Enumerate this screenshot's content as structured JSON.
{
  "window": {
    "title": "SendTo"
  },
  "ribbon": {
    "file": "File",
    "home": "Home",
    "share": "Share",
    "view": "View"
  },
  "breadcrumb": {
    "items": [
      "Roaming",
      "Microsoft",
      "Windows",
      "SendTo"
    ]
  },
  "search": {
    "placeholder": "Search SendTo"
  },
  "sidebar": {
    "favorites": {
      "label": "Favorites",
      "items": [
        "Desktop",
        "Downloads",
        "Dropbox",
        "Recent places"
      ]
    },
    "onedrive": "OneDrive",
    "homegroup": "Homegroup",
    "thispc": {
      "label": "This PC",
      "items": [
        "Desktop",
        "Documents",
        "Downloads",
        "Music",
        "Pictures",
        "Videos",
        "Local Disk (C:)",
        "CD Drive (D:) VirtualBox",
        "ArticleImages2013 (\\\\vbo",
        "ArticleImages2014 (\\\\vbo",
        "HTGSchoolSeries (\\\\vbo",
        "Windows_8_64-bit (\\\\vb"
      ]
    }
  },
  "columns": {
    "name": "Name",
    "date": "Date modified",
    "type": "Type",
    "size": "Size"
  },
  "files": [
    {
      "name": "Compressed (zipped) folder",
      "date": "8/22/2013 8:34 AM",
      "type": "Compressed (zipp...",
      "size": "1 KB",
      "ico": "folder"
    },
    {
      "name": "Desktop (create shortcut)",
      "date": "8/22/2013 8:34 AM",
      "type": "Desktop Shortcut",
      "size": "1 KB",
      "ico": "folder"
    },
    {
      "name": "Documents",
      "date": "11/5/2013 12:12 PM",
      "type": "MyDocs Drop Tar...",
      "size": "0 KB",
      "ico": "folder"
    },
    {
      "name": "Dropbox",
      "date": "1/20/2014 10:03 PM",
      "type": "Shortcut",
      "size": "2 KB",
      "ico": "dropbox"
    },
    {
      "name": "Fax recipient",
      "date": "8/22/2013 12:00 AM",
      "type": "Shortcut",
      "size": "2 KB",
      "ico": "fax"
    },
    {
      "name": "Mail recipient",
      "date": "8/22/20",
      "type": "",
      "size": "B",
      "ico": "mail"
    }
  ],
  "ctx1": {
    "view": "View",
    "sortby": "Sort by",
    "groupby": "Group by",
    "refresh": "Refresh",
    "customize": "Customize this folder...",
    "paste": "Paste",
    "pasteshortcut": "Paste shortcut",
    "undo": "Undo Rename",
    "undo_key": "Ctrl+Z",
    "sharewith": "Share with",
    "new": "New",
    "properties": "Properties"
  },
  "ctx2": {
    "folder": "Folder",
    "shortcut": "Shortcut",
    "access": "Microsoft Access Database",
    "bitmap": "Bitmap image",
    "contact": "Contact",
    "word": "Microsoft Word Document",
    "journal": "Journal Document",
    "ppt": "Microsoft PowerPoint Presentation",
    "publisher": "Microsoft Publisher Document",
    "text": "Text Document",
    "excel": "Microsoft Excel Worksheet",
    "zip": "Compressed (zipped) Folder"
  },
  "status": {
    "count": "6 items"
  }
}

····················

• _Instructions for the task_: Retype the material in full, character for character.

• _Result below_:
Enumerate this screenshot's content as structured JSON.
{
  "window": {
    "title": "SendTo"
  },
  "ribbon": {
    "file": "File",
    "home": "Home",
    "share": "Share",
    "view": "View"
  },
  "breadcrumb": {
    "items": [
      "Roaming",
      "Microsoft",
      "Windows",
      "SendTo"
    ]
  },
  "search": {
    "placeholder": "Search SendTo"
  },
  "sidebar": {
    "favorites": {
      "label": "Favorites",
      "items": [
        "Desktop",
        "Downloads",
        "Dropbox",
        "Recent places"
      ]
    },
    "onedrive": "OneDrive",
    "homegroup": "Homegroup",
    "thispc": {
      "label": "This PC",
      "items": [
        "Desktop",
        "Documents",
        "Downloads",
        "Music",
        "Pictures",
        "Videos",
        "Local Disk (C:)",
        "CD Drive (D:) VirtualBox",
        "ArticleImages2013 (\\\\vbo",
        "ArticleImages2014 (\\\\vbo",
        "HTGSchoolSeries (\\\\vbo",
        "Windows_8_64-bit (\\\\vb"
      ]
    }
  },
  "columns": {
    "name": "Name",
    "date": "Date modified",
    "type": "Type",
    "size": "Size"
  },
  "files": [
    {
      "name": "Compressed (zipped) folder",
      "date": "8/22/2013 8:34 AM",
      "type": "Compressed (zipp...",
      "size": "1 KB",
      "ico": "folder"
    },
    {
      "name": "Desktop (create shortcut)",
      "date": "8/22/2013 8:34 AM",
      "type": "Desktop Shortcut",
      "size": "1 KB",
      "ico": "folder"
    },
    {
      "name": "Documents",
      "date": "11/5/2013 12:12 PM",
      "type": "MyDocs Drop Tar...",
      "size": "0 KB",
      "ico": "folder"
    },
    {
      "name": "Dropbox",
      "date": "1/20/2014 10:03 PM",
      "type": "Shortcut",
      "size": "2 KB",
      "ico": "dropbox"
    },
    {
      "name": "Fax recipient",
      "date": "8/22/2013 12:00 AM",
      "type": "Shortcut",
      "size": "2 KB",
      "ico": "fax"
    },
    {
      "name": "Mail recipient",
      "date": "8/22/20",
      "type": "",
      "size": "B",
      "ico": "mail"
    }
  ],
  "ctx1": {
    "view": "View",
    "sortby": "Sort by",
    "groupby": "Group by",
    "refresh": "Refresh",
    "customize": "Customize this folder...",
    "paste": "Paste",
    "pasteshortcut": "Paste shortcut",
    "undo": "Undo Rename",
    "undo_key": "Ctrl+Z",
    "sharewith": "Share with",
    "new": "New",
    "properties": "Properties"
  },
  "ctx2": {
    "folder": "Folder",
    "shortcut": "Shortcut",
    "access": "Microsoft Access Database",
    "bitmap": "Bitmap image",
    "contact": "Contact",
    "word": "Microsoft Word Document",
    "journal": "Journal Document",
    "ppt": "Microsoft PowerPoint Presentation",
    "publisher": "Microsoft Publisher Document",
    "text": "Text Document",
    "excel": "Microsoft Excel Worksheet",
    "zip": "Compressed (zipped) Folder"
  },
  "status": {
    "count": "6 items"
  }
}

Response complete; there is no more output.